→ DATA ENTRIES
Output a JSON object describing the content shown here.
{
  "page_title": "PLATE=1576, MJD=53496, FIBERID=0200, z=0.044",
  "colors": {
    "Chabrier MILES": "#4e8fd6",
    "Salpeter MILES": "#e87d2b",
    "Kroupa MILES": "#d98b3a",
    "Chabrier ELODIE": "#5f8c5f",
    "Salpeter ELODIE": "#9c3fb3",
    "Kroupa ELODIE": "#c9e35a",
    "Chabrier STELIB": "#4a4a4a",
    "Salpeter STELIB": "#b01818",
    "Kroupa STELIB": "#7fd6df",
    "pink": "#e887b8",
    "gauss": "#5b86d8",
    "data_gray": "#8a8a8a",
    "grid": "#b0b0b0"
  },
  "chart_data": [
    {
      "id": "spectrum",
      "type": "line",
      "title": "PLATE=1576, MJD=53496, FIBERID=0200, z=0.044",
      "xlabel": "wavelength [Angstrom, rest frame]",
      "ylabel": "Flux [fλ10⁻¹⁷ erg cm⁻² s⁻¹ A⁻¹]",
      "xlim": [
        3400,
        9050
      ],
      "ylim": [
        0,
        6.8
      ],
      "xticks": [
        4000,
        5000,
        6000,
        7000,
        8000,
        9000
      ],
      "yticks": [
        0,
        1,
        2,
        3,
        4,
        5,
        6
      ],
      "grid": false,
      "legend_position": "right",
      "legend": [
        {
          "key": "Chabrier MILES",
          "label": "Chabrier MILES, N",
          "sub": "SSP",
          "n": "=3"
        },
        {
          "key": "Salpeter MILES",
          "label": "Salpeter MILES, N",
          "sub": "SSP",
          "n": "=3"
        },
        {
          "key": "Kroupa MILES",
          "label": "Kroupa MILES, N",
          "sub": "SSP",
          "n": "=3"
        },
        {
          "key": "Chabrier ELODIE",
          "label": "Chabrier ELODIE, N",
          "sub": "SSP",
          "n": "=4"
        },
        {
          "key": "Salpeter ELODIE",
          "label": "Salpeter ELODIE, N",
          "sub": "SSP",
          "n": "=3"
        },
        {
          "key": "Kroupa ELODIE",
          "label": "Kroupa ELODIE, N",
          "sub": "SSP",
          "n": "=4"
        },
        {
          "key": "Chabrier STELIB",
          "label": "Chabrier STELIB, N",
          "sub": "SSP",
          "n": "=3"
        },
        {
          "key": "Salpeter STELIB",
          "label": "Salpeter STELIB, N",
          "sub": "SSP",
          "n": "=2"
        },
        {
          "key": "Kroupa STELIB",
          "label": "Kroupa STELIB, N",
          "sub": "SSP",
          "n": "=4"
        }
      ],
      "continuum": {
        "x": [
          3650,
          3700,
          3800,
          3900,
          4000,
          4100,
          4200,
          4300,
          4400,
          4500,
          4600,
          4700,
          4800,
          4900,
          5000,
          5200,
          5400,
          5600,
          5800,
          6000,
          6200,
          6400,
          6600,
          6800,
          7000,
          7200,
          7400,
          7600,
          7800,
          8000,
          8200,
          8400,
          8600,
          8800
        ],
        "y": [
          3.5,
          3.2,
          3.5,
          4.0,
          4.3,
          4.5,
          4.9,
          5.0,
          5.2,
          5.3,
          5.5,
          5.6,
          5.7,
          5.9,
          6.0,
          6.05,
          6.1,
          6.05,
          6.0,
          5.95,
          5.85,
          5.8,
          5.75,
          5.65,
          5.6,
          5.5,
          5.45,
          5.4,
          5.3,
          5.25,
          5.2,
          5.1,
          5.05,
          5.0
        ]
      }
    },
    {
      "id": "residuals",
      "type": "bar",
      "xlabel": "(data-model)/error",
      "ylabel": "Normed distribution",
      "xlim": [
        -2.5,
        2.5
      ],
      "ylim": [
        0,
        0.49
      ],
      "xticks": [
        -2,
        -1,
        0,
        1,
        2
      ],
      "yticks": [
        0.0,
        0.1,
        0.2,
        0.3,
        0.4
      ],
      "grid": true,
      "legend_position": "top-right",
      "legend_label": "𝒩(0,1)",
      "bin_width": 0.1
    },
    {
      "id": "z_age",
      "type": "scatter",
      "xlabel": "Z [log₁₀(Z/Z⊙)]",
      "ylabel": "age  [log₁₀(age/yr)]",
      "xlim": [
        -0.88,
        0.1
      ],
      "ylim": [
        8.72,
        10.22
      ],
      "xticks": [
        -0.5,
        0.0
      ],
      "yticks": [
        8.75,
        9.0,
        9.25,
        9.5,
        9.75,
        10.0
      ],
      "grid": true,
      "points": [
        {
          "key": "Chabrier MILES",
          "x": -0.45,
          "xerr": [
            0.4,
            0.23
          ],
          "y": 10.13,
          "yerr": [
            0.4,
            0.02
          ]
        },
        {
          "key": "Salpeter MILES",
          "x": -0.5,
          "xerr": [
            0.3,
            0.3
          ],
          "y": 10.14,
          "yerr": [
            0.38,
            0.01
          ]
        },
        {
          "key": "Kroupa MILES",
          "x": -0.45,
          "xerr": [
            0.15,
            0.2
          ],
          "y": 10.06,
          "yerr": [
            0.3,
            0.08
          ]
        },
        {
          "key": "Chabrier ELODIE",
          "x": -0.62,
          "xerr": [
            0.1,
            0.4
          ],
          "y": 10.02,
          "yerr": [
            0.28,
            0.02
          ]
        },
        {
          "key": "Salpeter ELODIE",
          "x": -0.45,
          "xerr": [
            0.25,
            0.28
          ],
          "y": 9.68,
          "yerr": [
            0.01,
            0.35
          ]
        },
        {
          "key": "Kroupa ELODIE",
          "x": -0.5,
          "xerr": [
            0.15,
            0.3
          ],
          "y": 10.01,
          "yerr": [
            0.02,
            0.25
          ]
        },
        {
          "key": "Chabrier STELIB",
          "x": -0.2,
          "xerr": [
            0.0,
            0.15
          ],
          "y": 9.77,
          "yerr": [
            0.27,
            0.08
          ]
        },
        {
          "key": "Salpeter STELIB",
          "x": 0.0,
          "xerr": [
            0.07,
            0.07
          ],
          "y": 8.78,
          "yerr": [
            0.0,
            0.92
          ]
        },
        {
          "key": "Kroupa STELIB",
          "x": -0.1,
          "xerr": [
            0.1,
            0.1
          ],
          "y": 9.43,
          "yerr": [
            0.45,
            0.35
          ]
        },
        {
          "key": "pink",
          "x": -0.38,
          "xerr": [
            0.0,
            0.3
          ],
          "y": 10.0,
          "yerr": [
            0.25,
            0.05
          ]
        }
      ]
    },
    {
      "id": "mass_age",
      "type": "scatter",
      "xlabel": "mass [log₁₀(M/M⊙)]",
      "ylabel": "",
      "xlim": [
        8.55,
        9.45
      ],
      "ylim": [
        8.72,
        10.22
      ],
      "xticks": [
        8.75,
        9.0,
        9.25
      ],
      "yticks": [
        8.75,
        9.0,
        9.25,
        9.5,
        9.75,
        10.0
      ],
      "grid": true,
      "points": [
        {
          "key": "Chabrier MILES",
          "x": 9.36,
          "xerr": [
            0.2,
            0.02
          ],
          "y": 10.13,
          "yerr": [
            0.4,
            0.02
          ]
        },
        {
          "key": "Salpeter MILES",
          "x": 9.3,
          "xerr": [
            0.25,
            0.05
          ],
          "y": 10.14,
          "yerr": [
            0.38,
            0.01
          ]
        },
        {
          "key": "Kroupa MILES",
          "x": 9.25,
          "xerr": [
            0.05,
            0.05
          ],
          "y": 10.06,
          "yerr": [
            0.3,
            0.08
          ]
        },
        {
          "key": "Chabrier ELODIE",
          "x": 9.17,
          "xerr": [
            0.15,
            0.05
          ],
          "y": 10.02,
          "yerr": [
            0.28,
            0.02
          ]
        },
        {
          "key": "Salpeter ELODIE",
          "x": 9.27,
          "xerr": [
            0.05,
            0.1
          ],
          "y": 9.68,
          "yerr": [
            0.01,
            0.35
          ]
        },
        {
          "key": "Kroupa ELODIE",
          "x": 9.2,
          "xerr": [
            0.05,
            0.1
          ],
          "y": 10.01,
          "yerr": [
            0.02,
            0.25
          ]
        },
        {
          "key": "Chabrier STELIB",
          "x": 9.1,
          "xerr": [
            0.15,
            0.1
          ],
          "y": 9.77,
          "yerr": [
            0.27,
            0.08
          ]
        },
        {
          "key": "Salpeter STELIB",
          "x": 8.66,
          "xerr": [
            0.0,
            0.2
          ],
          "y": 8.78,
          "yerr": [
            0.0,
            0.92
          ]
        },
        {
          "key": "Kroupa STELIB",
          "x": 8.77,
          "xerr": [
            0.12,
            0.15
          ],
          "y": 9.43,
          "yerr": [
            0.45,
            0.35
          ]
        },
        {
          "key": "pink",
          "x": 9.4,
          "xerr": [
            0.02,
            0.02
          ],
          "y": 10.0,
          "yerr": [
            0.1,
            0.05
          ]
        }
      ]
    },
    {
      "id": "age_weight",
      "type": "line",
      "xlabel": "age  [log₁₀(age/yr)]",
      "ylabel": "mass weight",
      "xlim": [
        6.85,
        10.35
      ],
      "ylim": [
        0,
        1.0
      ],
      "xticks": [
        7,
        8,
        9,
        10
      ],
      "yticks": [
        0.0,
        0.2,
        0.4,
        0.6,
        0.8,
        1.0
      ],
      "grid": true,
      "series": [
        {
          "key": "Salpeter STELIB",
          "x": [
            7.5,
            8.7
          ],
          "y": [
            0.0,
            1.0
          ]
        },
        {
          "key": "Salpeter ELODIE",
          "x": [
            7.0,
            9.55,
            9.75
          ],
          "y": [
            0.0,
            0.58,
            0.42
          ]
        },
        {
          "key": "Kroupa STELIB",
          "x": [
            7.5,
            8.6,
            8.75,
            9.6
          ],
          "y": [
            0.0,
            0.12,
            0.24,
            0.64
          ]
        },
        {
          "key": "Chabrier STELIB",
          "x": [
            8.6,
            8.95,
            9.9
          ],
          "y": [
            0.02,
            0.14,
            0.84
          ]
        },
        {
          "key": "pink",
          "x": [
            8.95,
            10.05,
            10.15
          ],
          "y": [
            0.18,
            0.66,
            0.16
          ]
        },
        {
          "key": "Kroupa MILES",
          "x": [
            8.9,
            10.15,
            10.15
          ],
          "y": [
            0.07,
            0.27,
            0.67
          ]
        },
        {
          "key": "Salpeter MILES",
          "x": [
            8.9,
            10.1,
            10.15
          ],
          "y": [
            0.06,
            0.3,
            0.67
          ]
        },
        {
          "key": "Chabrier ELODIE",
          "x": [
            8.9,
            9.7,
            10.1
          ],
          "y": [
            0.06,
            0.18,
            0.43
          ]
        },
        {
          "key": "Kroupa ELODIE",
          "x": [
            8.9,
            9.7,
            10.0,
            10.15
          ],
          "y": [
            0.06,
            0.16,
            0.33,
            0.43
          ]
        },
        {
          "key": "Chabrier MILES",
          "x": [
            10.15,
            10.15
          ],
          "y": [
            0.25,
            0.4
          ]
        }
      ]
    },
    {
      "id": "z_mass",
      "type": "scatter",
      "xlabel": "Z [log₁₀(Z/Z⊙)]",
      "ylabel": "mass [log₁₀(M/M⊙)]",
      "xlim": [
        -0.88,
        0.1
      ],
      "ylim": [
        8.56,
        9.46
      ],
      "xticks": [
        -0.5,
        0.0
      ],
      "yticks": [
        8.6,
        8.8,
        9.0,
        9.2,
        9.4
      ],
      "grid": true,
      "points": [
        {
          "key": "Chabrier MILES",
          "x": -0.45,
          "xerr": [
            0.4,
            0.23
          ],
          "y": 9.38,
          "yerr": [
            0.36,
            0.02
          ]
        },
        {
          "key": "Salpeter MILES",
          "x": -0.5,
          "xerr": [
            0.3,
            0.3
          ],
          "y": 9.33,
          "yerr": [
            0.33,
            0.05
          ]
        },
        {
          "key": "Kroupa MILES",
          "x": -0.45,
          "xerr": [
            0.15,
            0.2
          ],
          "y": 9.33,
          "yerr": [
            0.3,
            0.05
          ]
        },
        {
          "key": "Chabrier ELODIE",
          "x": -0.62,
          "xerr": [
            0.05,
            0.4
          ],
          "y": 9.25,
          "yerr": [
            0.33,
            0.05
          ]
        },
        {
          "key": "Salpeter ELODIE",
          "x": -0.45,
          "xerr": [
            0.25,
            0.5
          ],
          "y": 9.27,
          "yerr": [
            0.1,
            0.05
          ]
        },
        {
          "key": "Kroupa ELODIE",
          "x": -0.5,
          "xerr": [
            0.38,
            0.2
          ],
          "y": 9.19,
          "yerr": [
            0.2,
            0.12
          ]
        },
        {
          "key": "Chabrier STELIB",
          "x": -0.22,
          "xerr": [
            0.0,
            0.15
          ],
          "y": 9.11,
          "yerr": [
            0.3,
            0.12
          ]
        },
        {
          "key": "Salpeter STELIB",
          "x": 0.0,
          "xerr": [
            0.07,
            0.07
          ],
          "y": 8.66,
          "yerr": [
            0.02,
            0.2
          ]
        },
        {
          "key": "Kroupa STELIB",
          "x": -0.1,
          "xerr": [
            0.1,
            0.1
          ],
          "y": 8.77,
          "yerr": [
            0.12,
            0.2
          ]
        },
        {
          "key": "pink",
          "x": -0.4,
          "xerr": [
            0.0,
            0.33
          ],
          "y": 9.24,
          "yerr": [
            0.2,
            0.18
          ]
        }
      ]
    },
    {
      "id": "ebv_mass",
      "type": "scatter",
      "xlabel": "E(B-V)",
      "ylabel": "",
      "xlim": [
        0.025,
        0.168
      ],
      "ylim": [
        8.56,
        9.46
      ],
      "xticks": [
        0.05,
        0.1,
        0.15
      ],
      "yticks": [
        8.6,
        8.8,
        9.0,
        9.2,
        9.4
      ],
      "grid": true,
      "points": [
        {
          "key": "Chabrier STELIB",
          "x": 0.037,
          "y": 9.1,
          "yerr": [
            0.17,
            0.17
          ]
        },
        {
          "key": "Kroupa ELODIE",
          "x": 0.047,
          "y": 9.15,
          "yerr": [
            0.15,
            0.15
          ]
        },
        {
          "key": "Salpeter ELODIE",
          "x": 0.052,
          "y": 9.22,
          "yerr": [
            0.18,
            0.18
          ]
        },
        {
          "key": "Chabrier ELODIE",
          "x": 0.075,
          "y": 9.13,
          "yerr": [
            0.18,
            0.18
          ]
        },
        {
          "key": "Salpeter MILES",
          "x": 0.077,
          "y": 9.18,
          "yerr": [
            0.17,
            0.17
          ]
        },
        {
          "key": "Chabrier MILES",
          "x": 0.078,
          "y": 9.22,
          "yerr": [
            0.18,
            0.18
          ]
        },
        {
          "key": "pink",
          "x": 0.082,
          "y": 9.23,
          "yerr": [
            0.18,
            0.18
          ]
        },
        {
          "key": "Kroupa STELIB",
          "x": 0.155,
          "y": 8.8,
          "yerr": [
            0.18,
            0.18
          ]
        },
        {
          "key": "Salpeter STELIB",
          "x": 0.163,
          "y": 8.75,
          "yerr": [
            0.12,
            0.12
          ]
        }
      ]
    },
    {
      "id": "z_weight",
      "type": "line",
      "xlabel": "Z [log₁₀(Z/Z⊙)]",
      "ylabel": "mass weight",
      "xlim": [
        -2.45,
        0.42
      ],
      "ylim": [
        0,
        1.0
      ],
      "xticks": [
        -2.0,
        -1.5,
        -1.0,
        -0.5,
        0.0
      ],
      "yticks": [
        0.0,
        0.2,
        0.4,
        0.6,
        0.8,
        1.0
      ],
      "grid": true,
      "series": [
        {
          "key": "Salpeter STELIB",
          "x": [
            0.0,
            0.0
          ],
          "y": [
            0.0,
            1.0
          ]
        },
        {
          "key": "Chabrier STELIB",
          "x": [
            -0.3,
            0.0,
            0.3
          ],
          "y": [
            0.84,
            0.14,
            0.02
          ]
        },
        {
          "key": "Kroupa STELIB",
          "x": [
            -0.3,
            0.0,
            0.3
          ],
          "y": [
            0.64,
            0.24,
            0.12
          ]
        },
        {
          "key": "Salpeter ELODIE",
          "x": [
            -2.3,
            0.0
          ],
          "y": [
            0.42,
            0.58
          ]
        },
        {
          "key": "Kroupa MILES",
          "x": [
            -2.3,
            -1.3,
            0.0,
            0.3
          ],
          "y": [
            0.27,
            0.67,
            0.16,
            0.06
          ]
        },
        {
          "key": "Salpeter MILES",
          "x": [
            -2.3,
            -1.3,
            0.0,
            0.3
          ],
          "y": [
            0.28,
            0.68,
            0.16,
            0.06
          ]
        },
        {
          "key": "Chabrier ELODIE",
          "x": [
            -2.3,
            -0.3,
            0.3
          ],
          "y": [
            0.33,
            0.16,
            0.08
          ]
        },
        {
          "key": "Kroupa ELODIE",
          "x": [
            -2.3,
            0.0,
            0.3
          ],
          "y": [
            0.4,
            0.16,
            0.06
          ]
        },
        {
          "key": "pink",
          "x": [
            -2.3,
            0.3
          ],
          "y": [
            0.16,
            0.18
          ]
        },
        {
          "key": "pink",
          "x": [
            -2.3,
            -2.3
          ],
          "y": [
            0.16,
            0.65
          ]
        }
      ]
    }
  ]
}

→ WHAT IS ASKED
Filter the listing for the word "xlabel" and copy every line that holds it.

→ RESULT OF THIS EXERCISE
      "xlabel": "wavelength [Angstrom, rest frame]",
      "xlabel": "(data-model)/error",
      "xlabel": "Z [log₁₀(Z/Z⊙)]",
      "xlabel": "mass [log₁₀(M/M⊙)]",
      "xlabel": "age  [log₁₀(age/yr)]",
      "xlabel": "Z [log₁₀(Z/Z⊙)]",
      "xlabel": "E(B-V)",
      "xlabel": "Z [log₁₀(Z/Z⊙)]",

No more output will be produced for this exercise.